- [Work to do]: Write out each record again exactly as it stands.

- [Provided information]:
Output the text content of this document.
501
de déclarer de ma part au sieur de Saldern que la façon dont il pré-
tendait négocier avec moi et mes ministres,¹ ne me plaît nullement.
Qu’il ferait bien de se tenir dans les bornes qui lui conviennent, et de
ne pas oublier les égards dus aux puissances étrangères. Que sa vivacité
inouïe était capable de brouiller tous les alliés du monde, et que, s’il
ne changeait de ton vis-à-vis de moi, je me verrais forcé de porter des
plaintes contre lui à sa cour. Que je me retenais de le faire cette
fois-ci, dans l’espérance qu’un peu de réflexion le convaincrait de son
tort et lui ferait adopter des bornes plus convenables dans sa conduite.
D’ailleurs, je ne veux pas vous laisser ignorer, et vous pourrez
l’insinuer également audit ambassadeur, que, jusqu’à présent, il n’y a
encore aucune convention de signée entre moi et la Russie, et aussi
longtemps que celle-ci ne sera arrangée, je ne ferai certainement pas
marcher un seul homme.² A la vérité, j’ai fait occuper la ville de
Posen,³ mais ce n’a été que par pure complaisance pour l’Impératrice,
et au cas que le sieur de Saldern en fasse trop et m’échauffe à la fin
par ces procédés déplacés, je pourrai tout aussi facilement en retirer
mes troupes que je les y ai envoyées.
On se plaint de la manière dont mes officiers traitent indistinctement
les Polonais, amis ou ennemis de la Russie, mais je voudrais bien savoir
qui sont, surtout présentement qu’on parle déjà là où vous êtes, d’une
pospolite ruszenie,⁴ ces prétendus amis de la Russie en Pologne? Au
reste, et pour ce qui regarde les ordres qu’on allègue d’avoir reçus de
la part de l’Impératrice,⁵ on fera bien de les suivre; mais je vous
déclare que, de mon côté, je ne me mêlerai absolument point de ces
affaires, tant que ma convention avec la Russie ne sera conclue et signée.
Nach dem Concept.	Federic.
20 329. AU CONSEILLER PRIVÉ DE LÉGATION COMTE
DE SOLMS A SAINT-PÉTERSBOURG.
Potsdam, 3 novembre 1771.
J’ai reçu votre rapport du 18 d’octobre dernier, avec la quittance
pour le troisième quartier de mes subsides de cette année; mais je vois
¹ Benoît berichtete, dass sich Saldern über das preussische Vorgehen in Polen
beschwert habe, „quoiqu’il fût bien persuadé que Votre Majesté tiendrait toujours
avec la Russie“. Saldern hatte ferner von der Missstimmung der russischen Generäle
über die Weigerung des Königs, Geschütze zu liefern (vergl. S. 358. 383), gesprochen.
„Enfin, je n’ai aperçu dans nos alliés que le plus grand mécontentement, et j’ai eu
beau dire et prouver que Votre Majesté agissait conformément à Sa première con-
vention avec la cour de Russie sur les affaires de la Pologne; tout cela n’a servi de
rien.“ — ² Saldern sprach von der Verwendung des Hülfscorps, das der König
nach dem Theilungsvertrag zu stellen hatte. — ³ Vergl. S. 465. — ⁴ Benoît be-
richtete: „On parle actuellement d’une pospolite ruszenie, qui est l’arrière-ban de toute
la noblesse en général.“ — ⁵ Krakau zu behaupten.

- [Worked solution]:
Output the text content of this document.
501
de déclarer de ma part au sieur de Saldern que la façon dont il pré-
tendait négocier avec moi et mes ministres,¹ ne me plaît nullement.
Qu’il ferait bien de se tenir dans les bornes qui lui conviennent, et de
ne pas oublier les égards dus aux puissances étrangères. Que sa vivacité
inouïe était capable de brouiller tous les alliés du monde, et que, s’il
ne changeait de ton vis-à-vis de moi, je me verrais forcé de porter des
plaintes contre lui à sa cour. Que je me retenais de le faire cette
fois-ci, dans l’espérance qu’un peu de réflexion le convaincrait de son
tort et lui ferait adopter des bornes plus convenables dans sa conduite.
D’ailleurs, je ne veux pas vous laisser ignorer, et vous pourrez
l’insinuer également audit ambassadeur, que, jusqu’à présent, il n’y a
encore aucune convention de signée entre moi et la Russie, et aussi
longtemps que celle-ci ne sera arrangée, je ne ferai certainement pas
marcher un seul homme.² A la vérité, j’ai fait occuper la ville de
Posen,³ mais ce n’a été que par pure complaisance pour l’Impératrice,
et au cas que le sieur de Saldern en fasse trop et m’échauffe à la fin
par ces procédés déplacés, je pourrai tout aussi facilement en retirer
mes troupes que je les y ai envoyées.
On se plaint de la manière dont mes officiers traitent indistinctement
les Polonais, amis ou ennemis de la Russie, mais je voudrais bien savoir
qui sont, surtout présentement qu’on parle déjà là où vous êtes, d’une
pospolite ruszenie,⁴ ces prétendus amis de la Russie en Pologne? Au
reste, et pour ce qui regarde les ordres qu’on allègue d’avoir reçus de
la part de l’Impératrice,⁵ on fera bien de les suivre; mais je vous
déclare que, de mon côté, je ne me mêlerai absolument point de ces
affaires, tant que ma convention avec la Russie ne sera conclue et signée.
Nach dem Concept.	Federic.
20 329. AU CONSEILLER PRIVÉ DE LÉGATION COMTE
DE SOLMS A SAINT-PÉTERSBOURG.
Potsdam, 3 novembre 1771.
J’ai reçu votre rapport du 18 d’octobre dernier, avec la quittance
pour le troisième quartier de mes subsides de cette année; mais je vois
¹ Benoît berichtete, dass sich Saldern über das preussische Vorgehen in Polen
beschwert habe, „quoiqu’il fût bien persuadé que Votre Majesté tiendrait toujours
avec la Russie“. Saldern hatte ferner von der Missstimmung der russischen Generäle
über die Weigerung des Königs, Geschütze zu liefern (vergl. S. 358. 383), gesprochen.
„Enfin, je n’ai aperçu dans nos alliés que le plus grand mécontentement, et j’ai eu
beau dire et prouver que Votre Majesté agissait conformément à Sa première con-
vention avec la cour de Russie sur les affaires de la Pologne; tout cela n’a servi de
rien.“ — ² Saldern sprach von der Verwendung des Hülfscorps, das der König
nach dem Theilungsvertrag zu stellen hatte. — ³ Vergl. S. 465. — ⁴ Benoît be-
richtete: „On parle actuellement d’une pospolite ruszenie, qui est l’arrière-ban de toute
la noblesse en général.“ — ⁵ Krakau zu behaupten.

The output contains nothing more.